• [EXCERPTED RECORDS]:

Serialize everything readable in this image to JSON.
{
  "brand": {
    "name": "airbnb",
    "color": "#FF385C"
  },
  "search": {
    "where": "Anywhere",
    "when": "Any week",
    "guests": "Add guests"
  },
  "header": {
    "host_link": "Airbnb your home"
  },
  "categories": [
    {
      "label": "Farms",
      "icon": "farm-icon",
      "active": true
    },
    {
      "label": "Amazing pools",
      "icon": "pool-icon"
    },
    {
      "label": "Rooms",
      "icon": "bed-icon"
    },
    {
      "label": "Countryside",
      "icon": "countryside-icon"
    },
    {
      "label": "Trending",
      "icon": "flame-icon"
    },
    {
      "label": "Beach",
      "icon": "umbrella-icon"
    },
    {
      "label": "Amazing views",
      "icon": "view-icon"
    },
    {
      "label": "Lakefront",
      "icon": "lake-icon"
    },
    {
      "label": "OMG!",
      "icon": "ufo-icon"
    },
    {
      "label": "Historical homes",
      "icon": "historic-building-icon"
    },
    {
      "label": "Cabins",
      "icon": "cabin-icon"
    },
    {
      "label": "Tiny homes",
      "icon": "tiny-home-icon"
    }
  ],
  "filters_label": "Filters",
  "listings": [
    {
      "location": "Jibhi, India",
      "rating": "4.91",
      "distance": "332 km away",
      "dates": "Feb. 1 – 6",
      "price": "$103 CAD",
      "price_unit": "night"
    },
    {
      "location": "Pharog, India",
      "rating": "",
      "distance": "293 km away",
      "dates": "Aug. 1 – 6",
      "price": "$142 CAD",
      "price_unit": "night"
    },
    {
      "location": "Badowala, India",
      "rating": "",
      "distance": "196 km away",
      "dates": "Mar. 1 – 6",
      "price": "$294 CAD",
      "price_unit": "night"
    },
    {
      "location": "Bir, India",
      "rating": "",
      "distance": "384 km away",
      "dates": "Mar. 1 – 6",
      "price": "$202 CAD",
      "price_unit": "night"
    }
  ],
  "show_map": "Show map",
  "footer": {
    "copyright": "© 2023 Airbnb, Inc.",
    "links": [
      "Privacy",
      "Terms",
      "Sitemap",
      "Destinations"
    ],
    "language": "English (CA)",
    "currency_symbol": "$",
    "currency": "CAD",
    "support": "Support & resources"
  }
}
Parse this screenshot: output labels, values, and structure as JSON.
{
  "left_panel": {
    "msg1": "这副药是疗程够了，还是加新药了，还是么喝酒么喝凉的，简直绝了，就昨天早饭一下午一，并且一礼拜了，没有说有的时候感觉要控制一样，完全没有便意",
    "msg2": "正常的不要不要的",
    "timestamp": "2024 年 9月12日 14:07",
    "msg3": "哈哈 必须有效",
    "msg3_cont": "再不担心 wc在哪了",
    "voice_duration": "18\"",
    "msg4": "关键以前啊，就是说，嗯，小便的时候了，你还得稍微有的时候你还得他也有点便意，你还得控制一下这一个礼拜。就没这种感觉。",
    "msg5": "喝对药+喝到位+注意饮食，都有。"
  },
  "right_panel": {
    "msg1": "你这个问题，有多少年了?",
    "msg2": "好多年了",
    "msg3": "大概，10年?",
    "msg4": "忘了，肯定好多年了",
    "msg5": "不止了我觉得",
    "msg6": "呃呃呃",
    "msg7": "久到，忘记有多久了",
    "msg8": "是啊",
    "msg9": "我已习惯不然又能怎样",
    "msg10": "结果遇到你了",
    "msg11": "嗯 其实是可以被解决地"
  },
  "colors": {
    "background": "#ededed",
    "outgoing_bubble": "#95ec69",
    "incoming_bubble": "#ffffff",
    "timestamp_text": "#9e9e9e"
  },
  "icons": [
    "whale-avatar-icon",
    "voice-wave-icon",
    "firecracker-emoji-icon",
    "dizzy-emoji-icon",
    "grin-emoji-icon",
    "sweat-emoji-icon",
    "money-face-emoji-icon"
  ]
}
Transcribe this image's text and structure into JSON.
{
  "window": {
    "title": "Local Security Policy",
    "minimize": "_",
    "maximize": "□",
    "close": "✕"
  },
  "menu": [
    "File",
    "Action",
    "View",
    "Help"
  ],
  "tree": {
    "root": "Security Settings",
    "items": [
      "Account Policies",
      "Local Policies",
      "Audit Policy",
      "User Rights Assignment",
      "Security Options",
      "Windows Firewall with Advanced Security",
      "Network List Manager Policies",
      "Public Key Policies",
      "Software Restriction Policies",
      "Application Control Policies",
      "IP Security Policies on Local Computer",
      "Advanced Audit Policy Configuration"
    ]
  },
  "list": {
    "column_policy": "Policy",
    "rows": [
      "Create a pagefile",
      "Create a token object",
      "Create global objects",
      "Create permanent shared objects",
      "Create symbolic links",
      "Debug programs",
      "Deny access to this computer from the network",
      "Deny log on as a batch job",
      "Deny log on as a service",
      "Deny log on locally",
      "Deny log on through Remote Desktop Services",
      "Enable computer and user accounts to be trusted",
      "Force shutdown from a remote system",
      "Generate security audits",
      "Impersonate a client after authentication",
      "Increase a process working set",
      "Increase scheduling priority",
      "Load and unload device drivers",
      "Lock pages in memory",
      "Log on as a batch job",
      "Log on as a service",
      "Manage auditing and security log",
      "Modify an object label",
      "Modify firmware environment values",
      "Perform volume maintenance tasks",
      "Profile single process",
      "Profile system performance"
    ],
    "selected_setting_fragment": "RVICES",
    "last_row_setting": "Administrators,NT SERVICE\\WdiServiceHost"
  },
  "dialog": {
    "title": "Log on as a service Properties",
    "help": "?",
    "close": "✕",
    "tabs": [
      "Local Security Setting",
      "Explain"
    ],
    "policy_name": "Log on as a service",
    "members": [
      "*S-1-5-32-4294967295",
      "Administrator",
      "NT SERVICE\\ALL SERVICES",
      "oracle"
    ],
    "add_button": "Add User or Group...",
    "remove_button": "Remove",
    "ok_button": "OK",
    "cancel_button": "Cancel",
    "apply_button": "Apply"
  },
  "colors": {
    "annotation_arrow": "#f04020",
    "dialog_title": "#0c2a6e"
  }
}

• [BRIEF]: Retype the listing. Match it exactly.

• [OUTPUT OF THE TASK]:
Serialize everything readable in this image to JSON.
{
  "brand": {
    "name": "airbnb",
    "color": "#FF385C"
  },
  "search": {
    "where": "Anywhere",
    "when": "Any week",
    "guests": "Add guests"
  },
  "header": {
    "host_link": "Airbnb your home"
  },
  "categories": [
    {
      "label": "Farms",
      "icon": "farm-icon",
      "active": true
    },
    {
      "label": "Amazing pools",
      "icon": "pool-icon"
    },
    {
      "label": "Rooms",
      "icon": "bed-icon"
    },
    {
      "label": "Countryside",
      "icon": "countryside-icon"
    },
    {
      "label": "Trending",
      "icon": "flame-icon"
    },
    {
      "label": "Beach",
      "icon": "umbrella-icon"
    },
    {
      "label": "Amazing views",
      "icon": "view-icon"
    },
    {
      "label": "Lakefront",
      "icon": "lake-icon"
    },
    {
      "label": "OMG!",
      "icon": "ufo-icon"
    },
    {
      "label": "Historical homes",
      "icon": "historic-building-icon"
    },
    {
      "label": "Cabins",
      "icon": "cabin-icon"
    },
    {
      "label": "Tiny homes",
      "icon": "tiny-home-icon"
    }
  ],
  "filters_label": "Filters",
  "listings": [
    {
      "location": "Jibhi, India",
      "rating": "4.91",
      "distance": "332 km away",
      "dates": "Feb. 1 – 6",
      "price": "$103 CAD",
      "price_unit": "night"
    },
    {
      "location": "Pharog, India",
      "rating": "",
      "distance": "293 km away",
      "dates": "Aug. 1 – 6",
      "price": "$142 CAD",
      "price_unit": "night"
    },
    {
      "location": "Badowala, India",
      "rating": "",
      "distance": "196 km away",
      "dates": "Mar. 1 – 6",
      "price": "$294 CAD",
      "price_unit": "night"
    },
    {
      "location": "Bir, India",
      "rating": "",
      "distance": "384 km away",
      "dates": "Mar. 1 – 6",
      "price": "$202 CAD",
      "price_unit": "night"
    }
  ],
  "show_map": "Show map",
  "footer": {
    "copyright": "© 2023 Airbnb, Inc.",
    "links": [
      "Privacy",
      "Terms",
      "Sitemap",
      "Destinations"
    ],
    "language": "English (CA)",
    "currency_symbol": "$",
    "currency": "CAD",
    "support": "Support & resources"
  }
}
Parse this screenshot: output labels, values, and structure as JSON.
{
  "left_panel": {
    "msg1": "这副药是疗程够了，还是加新药了，还是么喝酒么喝凉的，简直绝了，就昨天早饭一下午一，并且一礼拜了，没有说有的时候感觉要控制一样，完全没有便意",
    "msg2": "正常的不要不要的",
    "timestamp": "2024 年 9月12日 14:07",
    "msg3": "哈哈 必须有效",
    "msg3_cont": "再不担心 wc在哪了",
    "voice_duration": "18\"",
    "msg4": "关键以前啊，就是说，嗯，小便的时候了，你还得稍微有的时候你还得他也有点便意，你还得控制一下这一个礼拜。就没这种感觉。",
    "msg5": "喝对药+喝到位+注意饮食，都有。"
  },
  "right_panel": {
    "msg1": "你这个问题，有多少年了?",
    "msg2": "好多年了",
    "msg3": "大概，10年?",
    "msg4": "忘了，肯定好多年了",
    "msg5": "不止了我觉得",
    "msg6": "呃呃呃",
    "msg7": "久到，忘记有多久了",
    "msg8": "是啊",
    "msg9": "我已习惯不然又能怎样",
    "msg10": "结果遇到你了",
    "msg11": "嗯 其实是可以被解决地"
  },
  "colors": {
    "background": "#ededed",
    "outgoing_bubble": "#95ec69",
    "incoming_bubble": "#ffffff",
    "timestamp_text": "#9e9e9e"
  },
  "icons": [
    "whale-avatar-icon",
    "voice-wave-icon",
    "firecracker-emoji-icon",
    "dizzy-emoji-icon",
    "grin-emoji-icon",
    "sweat-emoji-icon",
    "money-face-emoji-icon"
  ]
}
Transcribe this image's text and structure into JSON.
{
  "window": {
    "title": "Local Security Policy",
    "minimize": "_",
    "maximize": "□",
    "close": "✕"
  },
  "menu": [
    "File",
    "Action",
    "View",
    "Help"
  ],
  "tree": {
    "root": "Security Settings",
    "items": [
      "Account Policies",
      "Local Policies",
      "Audit Policy",
      "User Rights Assignment",
      "Security Options",
      "Windows Firewall with Advanced Security",
      "Network List Manager Policies",
      "Public Key Policies",
      "Software Restriction Policies",
      "Application Control Policies",
      "IP Security Policies on Local Computer",
      "Advanced Audit Policy Configuration"
    ]
  },
  "list": {
    "column_policy": "Policy",
    "rows": [
      "Create a pagefile",
      "Create a token object",
      "Create global objects",
      "Create permanent shared objects",
      "Create symbolic links",
      "Debug programs",
      "Deny access to this computer from the network",
      "Deny log on as a batch job",
      "Deny log on as a service",
      "Deny log on locally",
      "Deny log on through Remote Desktop Services",
      "Enable computer and user accounts to be trusted",
      "Force shutdown from a remote system",
      "Generate security audits",
      "Impersonate a client after authentication",
      "Increase a process working set",
      "Increase scheduling priority",
      "Load and unload device drivers",
      "Lock pages in memory",
      "Log on as a batch job",
      "Log on as a service",
      "Manage auditing and security log",
      "Modify an object label",
      "Modify firmware environment values",
      "Perform volume maintenance tasks",
      "Profile single process",
      "Profile system performance"
    ],
    "selected_setting_fragment": "RVICES",
    "last_row_setting": "Administrators,NT SERVICE\\WdiServiceHost"
  },
  "dialog": {
    "title": "Log on as a service Properties",
    "help": "?",
    "close": "✕",
    "tabs": [
      "Local Security Setting",
      "Explain"
    ],
    "policy_name": "Log on as a service",
    "members": [
      "*S-1-5-32-4294967295",
      "Administrator",
      "NT SERVICE\\ALL SERVICES",
      "oracle"
    ],
    "add_button": "Add User or Group...",
    "remove_button": "Remove",
    "ok_button": "OK",
    "cancel_button": "Cancel",
    "apply_button": "Apply"
  },
  "colors": {
    "annotation_arrow": "#f04020",
    "dialog_title": "#0c2a6e"
  }
}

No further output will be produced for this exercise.